___ Data records

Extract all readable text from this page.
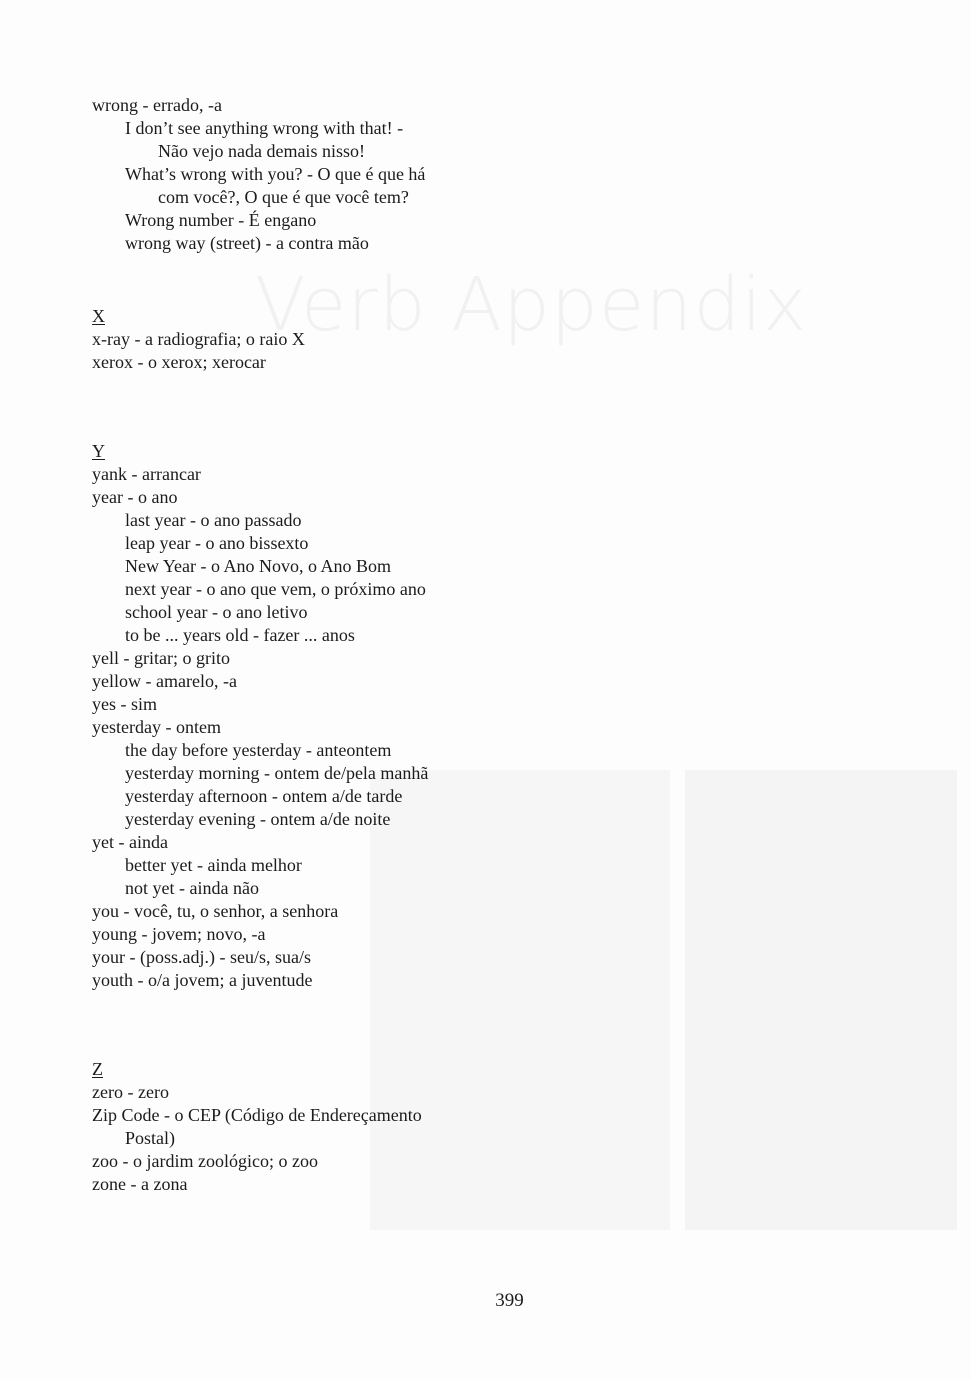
Verb Appendix
wrong - errado, -a
I don’t see anything wrong with that! -
Não vejo nada demais nisso!
What’s wrong with you? - O que é que há
com você?, O que é que você tem?
Wrong number - É engano
wrong way (street) - a contra mão
X
x-ray - a radiografia; o raio X
xerox - o xerox; xerocar
Y
yank - arrancar
year - o ano
last year - o ano passado
leap year - o ano bissexto
New Year - o Ano Novo, o Ano Bom
next year - o ano que vem, o próximo ano
school year - o ano letivo
to be ... years old - fazer ... anos
yell - gritar; o grito
yellow - amarelo, -a
yes - sim
yesterday - ontem
the day before yesterday - anteontem
yesterday morning - ontem de/pela manhã
yesterday afternoon - ontem a/de tarde
yesterday evening - ontem a/de noite
yet - ainda
better yet - ainda melhor
not yet - ainda não
you - você, tu, o senhor, a senhora
young - jovem; novo, -a
your - (poss.adj.) - seu/s, sua/s
youth - o/a jovem; a juventude
Z
zero - zero
Zip Code - o CEP (Código de Endereçamento
Postal)
zoo - o jardim zoológico; o zoo
zone - a zona
399
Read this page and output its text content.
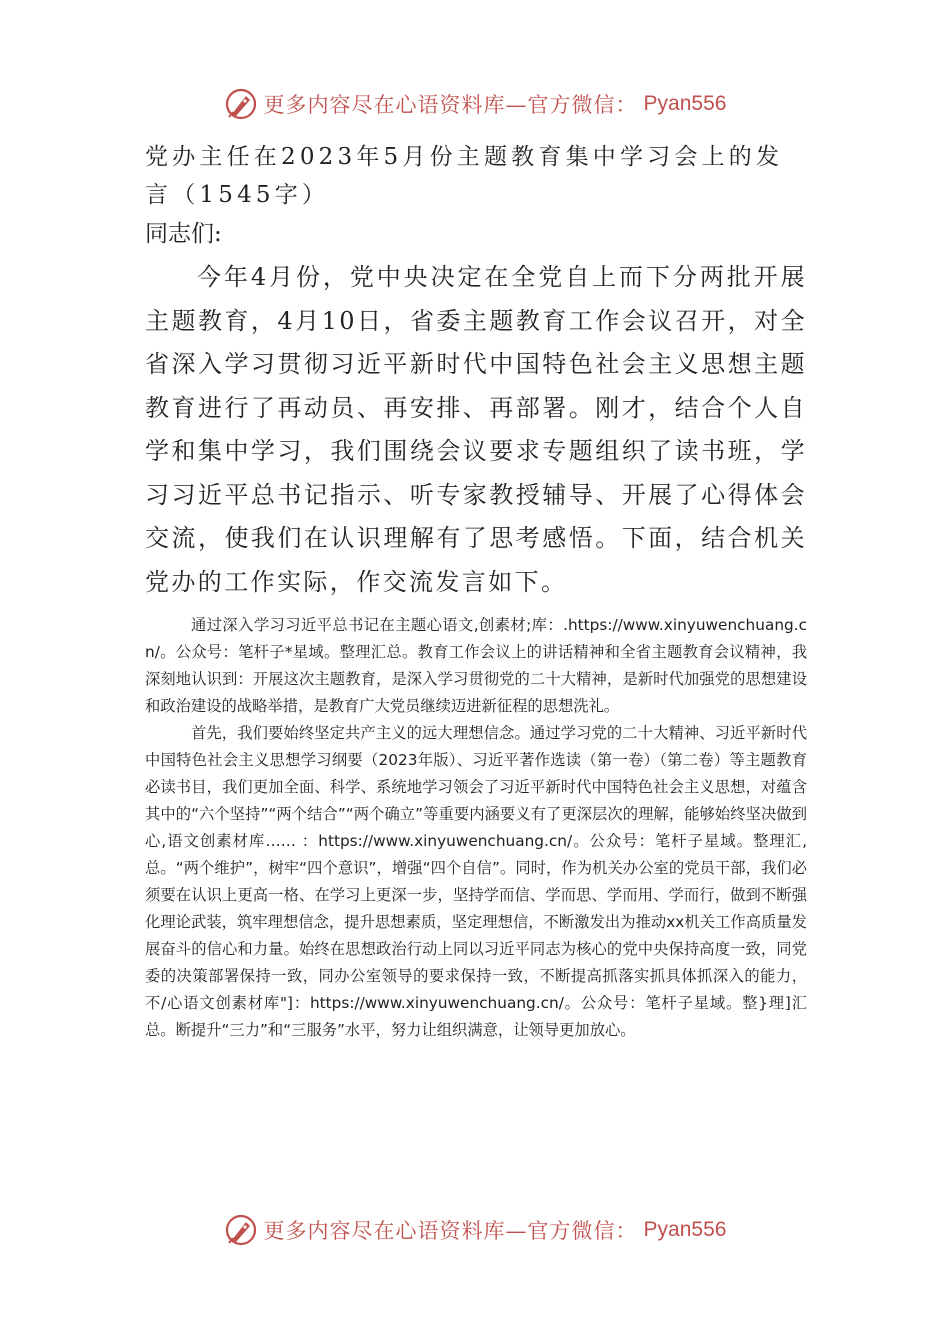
更多内容尽在心语资料库—官方微信： Pyan556
党办主任在2023年5月份主题教育集中学习会上的发言（1545字）

同志们:

今年4月份，党中央决定在全党自上而下分两批开展主题教育，4月10日，省委主题教育工作会议召开，对全省深入学习贯彻习近平新时代中国特色社会主义思想主题教育进行了再动员、再安排、再部署。刚才，结合个人自学和集中学习，我们围绕会议要求专题组织了读书班，学习习近平总书记指示、听专家教授辅导、开展了心得体会交流，使我们在认识理解有了思考感悟。下面，结合机关党办的工作实际，作交流发言如下。

通过深入学习习近平总书记在主题心语文,创素材;库：.https://www.xinyuwenchuang.cn/。公众号：笔杆子*星域。整理汇总。教育工作会议上的讲话精神和全省主题教育会议精神，我深刻地认识到：开展这次主题教育，是深入学习贯彻党的二十大精神，是新时代加强党的思想建设和政治建设的战略举措，是教育广大党员继续迈进新征程的思想洗礼。

首先，我们要始终坚定共产主义的远大理想信念。通过学习党的二十大精神、习近平新时代中国特色社会主义思想学习纲要（2023年版）、习近平著作选读（第一卷）（第二卷）等主题教育必读书目，我们更加全面、科学、系统地学习领会了习近平新时代中国特色社会主义思想，对蕴含其中的“六个坚持”“两个结合”“两个确立”等重要内涵要义有了更深层次的理解，能够始终坚决做到心,语文创素材库…… ：https://www.xinyuwenchuang.cn/。公众号：笔杆子星域。整理汇,总。“两个维护”，树牢“四个意识”，增强“四个自信”。同时，作为机关办公室的党员干部，我们必须要在认识上更高一格、在学习上更深一步，坚持学而信、学而思、学而用、学而行，做到不断强化理论武装，筑牢理想信念，提升思想素质，坚定理想信，不断激发出为推动xx机关工作高质量发展奋斗的信心和力量。始终在思想政治行动上同以习近平同志为核心的党中央保持高度一致，同党委的决策部署保持一致，同办公室领导的要求保持一致，不断提高抓落实抓具体抓深入的能力，不/心语文创素材库"]：https://www.xinyuwenchuang.cn/。公众号：笔杆子星域。整}理]汇总。断提升“三力”和“三服务”水平，努力让组织满意，让领导更加放心。

更多内容尽在心语资料库—官方微信： Pyan556
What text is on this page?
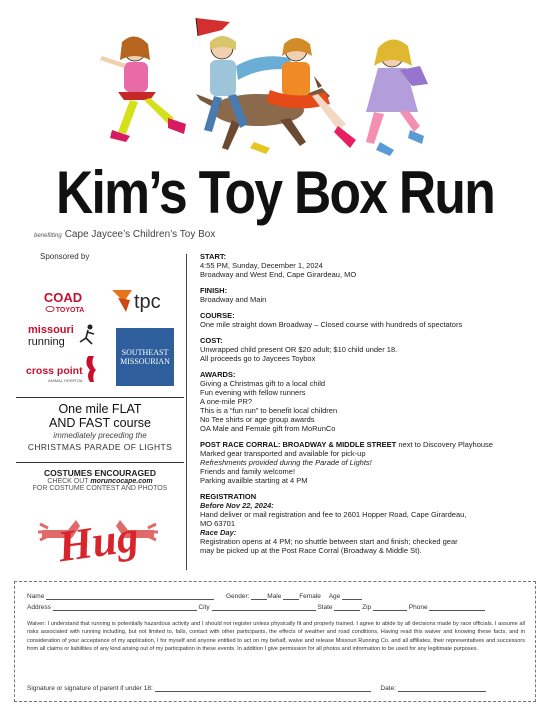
Kim’s Toy Box Run
benefitting Cape Jaycee’s Children’s Toy Box
Sponsored by
COAD
TOYOTA tpc
missouri
running
cross point
ANIMAL HOSPITAL
SOUTHEAST
MISSOURIAN
One mile FLAT
AND FAST course
immediately preceding the
CHRISTMAS PARADE OF LIGHTS
COSTUMES ENCOURAGED
CHECK OUT moruncocape.com
FOR COSTUME CONTEST AND PHOTOS
Hug
START:
4:55 PM, Sunday, December 1, 2024
Broadway and West End, Cape Girardeau, MO
FINISH:
Broadway and Main
COURSE:
One mile straight down Broadway – Closed course with hundreds of spectators
COST:
Unwrapped child present OR $20 adult; $10 child under 18.
All proceeds go to Jaycees Toybox
AWARDS:
Giving a Christmas gift to a local child
Fun evening with fellow runners
A one-mile PR?
This is a “fun run” to benefit local children
No Tee shirts or age group awards
OA Male and Female gift from MoRunCo
POST RACE CORRAL: BROADWAY & MIDDLE STREET next to Discovery Playhouse
Marked gear transported and available for pick-up
Refreshments provided during the Parade of Lights!
Friends and family welcome!
Parking availble starting at 4 PM
REGISTRATION
Before Nov 22, 2024:
Hand deliver or mail registration and fee to 2601 Hopper Road, Cape Girardeau,
MO 63701
Race Day:
Registration opens at 4 PM; no shuttle between start and finish; checked gear
may be picked up at the Post Race Corral (Broadway & Middle St).
Name	Gender:	Male	Female Age
Address	City	State	Zip	Phone
Waiver: I understand that running is potentially hazardous activity and I should not register unless physically fit and properly trained. I agree to abide by all decisions made by race officials. I assume all risks associated with running including, but not limited to, falls, contact with other participants, the effects of weather and road conditions. Having read this waiver and knowing these facts, and in consideration of your acceptance of my application, I for myself and anyone entitled to act on my behalf, waive and release Missouri Running Co. and all affiliates, their representatives and successors from all claims or liabilities of any kind arising out of my participation in these events. In addition I give permission for all photos and information to be used for any legitimate purposes.
Signature or signature of parent if under 18:	Date:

______

# Description of the task:
Check each line of the records above for the word "gear", then give the number of lines that have it, with no other words.

# Correct result:
2